Count the lines in the items below that contain the string "buttons", and reply with the number alone.

## begin Given information

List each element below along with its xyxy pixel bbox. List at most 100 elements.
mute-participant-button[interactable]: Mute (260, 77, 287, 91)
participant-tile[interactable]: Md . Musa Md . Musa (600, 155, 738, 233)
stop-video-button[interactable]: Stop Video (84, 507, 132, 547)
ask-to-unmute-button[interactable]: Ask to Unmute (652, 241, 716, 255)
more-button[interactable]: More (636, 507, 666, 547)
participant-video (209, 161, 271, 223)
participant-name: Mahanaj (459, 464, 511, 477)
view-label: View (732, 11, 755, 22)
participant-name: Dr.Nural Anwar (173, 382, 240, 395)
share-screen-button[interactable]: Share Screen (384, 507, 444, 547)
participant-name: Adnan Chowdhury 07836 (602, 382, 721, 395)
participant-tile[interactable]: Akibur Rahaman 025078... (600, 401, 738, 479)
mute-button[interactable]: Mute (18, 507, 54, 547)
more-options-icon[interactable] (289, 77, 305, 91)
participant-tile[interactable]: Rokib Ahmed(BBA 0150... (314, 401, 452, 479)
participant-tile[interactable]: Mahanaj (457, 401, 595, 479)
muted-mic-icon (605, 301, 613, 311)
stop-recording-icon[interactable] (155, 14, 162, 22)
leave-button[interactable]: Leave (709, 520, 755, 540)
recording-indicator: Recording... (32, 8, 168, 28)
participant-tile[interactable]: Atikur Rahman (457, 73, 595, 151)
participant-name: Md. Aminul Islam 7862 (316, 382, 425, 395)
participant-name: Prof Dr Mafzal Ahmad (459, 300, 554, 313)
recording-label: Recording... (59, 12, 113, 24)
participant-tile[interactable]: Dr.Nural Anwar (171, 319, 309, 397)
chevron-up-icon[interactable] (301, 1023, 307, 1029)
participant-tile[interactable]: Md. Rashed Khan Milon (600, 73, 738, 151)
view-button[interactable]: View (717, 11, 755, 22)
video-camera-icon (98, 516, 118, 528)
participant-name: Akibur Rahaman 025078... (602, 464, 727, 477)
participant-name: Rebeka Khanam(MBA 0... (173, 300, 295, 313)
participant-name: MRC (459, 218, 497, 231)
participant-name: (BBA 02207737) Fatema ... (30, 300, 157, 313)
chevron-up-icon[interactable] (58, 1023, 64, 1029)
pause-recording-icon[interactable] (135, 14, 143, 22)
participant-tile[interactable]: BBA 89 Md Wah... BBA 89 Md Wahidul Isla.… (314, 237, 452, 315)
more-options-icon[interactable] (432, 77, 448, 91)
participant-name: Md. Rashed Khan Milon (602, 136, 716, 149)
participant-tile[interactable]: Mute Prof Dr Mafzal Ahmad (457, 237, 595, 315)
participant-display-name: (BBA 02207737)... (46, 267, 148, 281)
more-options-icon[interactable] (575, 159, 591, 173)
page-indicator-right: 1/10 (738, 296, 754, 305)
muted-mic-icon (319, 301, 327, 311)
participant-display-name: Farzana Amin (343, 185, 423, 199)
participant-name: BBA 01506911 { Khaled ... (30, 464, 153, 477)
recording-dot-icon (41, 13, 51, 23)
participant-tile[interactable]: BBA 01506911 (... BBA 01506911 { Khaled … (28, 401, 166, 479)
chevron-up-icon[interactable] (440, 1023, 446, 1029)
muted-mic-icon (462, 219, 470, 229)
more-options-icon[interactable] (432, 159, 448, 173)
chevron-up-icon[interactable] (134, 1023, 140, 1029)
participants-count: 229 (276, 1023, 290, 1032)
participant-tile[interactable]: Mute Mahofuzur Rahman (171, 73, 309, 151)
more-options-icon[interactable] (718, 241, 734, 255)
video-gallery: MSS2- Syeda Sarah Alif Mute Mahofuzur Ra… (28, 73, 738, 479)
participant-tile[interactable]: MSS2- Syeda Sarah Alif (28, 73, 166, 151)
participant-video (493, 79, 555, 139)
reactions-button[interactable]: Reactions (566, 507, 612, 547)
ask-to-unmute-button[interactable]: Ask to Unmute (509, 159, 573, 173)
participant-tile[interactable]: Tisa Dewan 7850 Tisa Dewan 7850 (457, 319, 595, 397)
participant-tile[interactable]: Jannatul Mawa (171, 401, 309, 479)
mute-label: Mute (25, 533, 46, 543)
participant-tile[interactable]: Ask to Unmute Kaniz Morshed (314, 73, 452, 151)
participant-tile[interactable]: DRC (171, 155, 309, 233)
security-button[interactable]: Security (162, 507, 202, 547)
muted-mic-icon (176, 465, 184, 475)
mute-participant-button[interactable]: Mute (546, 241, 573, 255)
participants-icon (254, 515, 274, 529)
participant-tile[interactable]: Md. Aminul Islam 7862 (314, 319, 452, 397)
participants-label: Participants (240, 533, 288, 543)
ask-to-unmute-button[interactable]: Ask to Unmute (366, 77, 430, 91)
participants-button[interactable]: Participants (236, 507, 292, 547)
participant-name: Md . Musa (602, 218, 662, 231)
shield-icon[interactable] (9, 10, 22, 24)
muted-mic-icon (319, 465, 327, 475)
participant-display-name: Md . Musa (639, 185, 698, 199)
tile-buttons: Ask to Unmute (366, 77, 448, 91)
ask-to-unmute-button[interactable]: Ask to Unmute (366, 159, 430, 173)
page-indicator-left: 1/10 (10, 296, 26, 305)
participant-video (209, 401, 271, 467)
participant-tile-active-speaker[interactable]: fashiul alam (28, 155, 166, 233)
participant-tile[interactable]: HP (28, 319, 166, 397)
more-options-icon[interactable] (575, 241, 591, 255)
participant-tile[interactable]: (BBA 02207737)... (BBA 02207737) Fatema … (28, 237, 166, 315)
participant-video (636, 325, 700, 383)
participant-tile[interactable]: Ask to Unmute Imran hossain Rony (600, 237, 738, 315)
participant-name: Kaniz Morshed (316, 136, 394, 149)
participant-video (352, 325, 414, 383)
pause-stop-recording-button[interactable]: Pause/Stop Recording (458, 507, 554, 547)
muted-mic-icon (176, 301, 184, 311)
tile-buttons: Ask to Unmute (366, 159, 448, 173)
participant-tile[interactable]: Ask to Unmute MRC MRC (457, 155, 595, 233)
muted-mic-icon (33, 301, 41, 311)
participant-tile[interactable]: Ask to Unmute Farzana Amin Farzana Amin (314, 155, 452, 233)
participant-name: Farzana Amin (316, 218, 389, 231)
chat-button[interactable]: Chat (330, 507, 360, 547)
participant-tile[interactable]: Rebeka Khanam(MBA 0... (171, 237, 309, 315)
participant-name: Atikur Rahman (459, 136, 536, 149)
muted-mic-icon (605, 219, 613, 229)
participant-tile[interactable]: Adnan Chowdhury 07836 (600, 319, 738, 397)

## end Given information

▸ **The response**:
2